§ STATED EXERCISE:
Where a line below holds the string "楼及地下室", copy that line.

§ GIVEN ENTRIES:
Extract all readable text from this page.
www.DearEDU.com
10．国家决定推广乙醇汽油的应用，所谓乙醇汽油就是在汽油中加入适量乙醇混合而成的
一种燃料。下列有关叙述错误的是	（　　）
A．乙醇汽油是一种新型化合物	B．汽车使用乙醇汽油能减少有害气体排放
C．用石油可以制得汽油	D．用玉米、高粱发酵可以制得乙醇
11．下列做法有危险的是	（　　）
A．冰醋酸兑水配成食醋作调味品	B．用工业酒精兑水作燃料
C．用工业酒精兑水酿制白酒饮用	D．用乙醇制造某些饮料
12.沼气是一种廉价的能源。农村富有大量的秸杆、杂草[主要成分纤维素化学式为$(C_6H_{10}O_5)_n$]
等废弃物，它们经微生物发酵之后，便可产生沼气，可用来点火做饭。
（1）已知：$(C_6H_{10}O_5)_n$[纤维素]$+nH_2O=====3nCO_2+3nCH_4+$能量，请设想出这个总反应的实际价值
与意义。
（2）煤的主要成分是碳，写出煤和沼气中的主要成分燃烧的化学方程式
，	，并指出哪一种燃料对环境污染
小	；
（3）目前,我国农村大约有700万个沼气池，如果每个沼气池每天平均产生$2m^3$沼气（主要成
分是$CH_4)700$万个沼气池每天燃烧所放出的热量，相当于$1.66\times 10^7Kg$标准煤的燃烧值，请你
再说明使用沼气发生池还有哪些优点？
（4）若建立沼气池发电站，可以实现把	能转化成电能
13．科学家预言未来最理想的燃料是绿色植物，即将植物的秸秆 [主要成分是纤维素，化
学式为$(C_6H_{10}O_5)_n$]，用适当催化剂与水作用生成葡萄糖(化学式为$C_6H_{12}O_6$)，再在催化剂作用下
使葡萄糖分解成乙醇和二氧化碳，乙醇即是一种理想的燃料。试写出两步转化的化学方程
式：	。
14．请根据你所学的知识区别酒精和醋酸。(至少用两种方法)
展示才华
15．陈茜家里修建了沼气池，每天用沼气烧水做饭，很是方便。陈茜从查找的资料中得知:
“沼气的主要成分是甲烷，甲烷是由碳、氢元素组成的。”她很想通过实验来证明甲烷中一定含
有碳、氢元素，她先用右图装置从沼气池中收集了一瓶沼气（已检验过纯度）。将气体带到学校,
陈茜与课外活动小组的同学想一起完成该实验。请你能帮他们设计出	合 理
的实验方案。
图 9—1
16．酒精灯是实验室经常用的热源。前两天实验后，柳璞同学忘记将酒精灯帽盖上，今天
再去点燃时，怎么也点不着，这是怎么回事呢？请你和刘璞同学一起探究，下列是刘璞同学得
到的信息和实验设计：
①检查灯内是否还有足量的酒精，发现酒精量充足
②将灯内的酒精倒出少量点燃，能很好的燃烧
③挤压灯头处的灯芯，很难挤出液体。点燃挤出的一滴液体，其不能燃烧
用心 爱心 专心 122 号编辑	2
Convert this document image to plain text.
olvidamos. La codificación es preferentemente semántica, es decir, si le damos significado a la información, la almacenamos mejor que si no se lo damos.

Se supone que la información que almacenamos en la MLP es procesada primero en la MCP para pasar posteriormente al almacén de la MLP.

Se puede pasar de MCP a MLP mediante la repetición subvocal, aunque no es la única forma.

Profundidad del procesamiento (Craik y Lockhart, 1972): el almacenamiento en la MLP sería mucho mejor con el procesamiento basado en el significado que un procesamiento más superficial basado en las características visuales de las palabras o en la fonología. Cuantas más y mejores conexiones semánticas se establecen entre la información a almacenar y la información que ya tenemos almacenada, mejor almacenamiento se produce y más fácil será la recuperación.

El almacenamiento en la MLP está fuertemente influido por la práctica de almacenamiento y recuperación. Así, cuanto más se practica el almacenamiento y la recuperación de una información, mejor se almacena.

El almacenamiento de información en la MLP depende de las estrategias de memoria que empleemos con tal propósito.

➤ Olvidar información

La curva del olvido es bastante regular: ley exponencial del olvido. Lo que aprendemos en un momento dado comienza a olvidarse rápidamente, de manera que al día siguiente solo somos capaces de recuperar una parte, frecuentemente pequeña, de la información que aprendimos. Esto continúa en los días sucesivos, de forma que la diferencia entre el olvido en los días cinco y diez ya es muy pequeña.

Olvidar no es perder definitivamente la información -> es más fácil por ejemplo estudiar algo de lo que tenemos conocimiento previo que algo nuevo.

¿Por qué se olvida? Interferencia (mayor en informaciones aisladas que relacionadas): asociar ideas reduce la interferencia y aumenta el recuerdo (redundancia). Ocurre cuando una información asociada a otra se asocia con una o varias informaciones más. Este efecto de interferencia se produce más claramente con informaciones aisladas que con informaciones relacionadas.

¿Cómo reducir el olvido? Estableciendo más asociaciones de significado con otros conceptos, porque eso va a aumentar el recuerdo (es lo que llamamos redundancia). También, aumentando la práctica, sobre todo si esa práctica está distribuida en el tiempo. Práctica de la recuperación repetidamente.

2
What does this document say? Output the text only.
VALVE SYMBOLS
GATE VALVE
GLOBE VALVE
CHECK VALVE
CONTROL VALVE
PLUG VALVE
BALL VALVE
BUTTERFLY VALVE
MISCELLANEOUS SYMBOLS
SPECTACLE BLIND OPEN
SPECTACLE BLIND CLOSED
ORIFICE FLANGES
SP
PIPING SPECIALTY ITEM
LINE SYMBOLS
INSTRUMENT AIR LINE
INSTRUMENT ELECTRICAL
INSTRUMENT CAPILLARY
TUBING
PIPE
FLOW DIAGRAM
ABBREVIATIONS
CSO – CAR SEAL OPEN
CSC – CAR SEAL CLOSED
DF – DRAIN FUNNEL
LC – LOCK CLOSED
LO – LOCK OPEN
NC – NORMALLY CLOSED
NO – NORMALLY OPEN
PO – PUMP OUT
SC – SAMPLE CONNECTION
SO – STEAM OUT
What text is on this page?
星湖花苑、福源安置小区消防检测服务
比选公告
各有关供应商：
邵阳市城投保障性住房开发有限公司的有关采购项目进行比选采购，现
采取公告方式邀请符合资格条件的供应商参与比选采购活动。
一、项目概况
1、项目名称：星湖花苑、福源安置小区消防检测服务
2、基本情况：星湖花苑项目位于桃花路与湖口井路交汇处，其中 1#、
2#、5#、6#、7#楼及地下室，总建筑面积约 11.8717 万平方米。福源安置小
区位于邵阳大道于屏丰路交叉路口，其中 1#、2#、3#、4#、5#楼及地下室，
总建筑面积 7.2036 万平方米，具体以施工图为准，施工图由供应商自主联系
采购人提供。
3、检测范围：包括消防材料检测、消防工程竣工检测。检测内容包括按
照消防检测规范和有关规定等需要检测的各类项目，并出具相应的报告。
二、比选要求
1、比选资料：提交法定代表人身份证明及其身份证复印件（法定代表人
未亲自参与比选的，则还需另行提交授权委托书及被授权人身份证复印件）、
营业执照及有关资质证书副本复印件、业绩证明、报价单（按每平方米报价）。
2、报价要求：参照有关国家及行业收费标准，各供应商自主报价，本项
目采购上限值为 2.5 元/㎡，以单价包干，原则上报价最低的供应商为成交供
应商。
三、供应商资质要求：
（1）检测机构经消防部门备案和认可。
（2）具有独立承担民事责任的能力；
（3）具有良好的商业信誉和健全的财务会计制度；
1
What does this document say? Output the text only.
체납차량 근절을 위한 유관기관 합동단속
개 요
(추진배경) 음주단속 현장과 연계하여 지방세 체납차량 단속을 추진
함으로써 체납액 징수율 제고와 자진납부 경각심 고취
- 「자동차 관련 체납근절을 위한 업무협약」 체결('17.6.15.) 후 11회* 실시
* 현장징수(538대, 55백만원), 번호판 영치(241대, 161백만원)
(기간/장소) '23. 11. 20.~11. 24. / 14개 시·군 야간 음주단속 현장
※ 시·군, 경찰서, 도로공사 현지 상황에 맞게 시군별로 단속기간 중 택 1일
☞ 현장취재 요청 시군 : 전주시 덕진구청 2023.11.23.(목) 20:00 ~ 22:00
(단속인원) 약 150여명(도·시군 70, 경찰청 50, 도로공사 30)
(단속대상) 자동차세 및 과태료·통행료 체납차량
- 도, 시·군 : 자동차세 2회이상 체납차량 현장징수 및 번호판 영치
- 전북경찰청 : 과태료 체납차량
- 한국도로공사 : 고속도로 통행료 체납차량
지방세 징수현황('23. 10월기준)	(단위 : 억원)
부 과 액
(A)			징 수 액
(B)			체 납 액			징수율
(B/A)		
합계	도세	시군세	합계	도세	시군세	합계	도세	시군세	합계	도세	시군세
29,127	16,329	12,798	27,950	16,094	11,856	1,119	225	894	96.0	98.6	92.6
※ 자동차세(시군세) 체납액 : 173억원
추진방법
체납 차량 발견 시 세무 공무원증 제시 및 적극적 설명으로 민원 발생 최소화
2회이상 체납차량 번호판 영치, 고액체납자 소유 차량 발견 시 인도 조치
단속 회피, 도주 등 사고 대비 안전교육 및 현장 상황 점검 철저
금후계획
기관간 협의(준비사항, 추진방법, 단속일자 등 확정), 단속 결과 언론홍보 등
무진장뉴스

§ RESPONSE TO THE EXERCISE:
2#、5#、6#、7#楼及地下室，总建筑面积约 11.8717 万平方米。福源安置小
区位于邵阳大道于屏丰路交叉路口，其中 1#、2#、3#、4#、5#楼及地下室，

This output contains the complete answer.